*TASK DESCRIPTION:*
Present every line in which the string "deals" appears.

# START OF DATA PROVIDED

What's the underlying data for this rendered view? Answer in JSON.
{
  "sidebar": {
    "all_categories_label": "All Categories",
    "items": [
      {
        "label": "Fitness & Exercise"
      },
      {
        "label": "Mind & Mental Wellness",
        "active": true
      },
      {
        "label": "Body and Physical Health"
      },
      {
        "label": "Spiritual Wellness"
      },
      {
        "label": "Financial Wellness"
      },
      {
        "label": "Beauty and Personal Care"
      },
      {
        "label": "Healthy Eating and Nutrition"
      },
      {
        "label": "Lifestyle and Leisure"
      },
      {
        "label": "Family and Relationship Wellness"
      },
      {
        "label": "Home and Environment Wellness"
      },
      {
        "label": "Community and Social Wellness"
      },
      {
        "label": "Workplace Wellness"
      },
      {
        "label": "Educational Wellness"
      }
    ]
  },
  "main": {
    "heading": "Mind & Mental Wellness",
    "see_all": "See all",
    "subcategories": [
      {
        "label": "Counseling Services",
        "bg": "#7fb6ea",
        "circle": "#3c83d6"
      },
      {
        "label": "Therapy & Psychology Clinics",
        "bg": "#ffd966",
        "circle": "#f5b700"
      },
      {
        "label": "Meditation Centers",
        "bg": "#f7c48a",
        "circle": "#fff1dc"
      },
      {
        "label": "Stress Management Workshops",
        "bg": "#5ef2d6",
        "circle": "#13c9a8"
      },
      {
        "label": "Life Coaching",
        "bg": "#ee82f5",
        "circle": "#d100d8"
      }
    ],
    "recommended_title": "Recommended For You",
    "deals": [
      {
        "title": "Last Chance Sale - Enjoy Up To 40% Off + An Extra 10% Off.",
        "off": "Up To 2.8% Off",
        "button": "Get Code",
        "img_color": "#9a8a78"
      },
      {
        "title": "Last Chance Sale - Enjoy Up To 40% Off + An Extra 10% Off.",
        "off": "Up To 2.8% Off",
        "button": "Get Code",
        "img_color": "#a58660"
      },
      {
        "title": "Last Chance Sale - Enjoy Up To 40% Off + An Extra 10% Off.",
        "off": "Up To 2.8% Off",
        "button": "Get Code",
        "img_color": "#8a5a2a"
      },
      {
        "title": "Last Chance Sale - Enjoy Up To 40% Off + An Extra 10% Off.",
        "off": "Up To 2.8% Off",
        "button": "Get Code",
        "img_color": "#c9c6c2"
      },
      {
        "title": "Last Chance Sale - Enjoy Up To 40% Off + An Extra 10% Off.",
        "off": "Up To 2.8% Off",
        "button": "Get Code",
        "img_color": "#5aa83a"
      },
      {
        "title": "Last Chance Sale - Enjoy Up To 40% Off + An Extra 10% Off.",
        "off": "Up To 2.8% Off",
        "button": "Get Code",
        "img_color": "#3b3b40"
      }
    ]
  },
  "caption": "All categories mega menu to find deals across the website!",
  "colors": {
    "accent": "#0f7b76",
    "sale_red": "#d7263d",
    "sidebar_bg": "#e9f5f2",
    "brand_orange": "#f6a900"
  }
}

# END OF DATA PROVIDED

*SOLUTION TO THE PROBLEM:*
    "deals": [
  "caption": "All categories mega menu to find deals across the website!",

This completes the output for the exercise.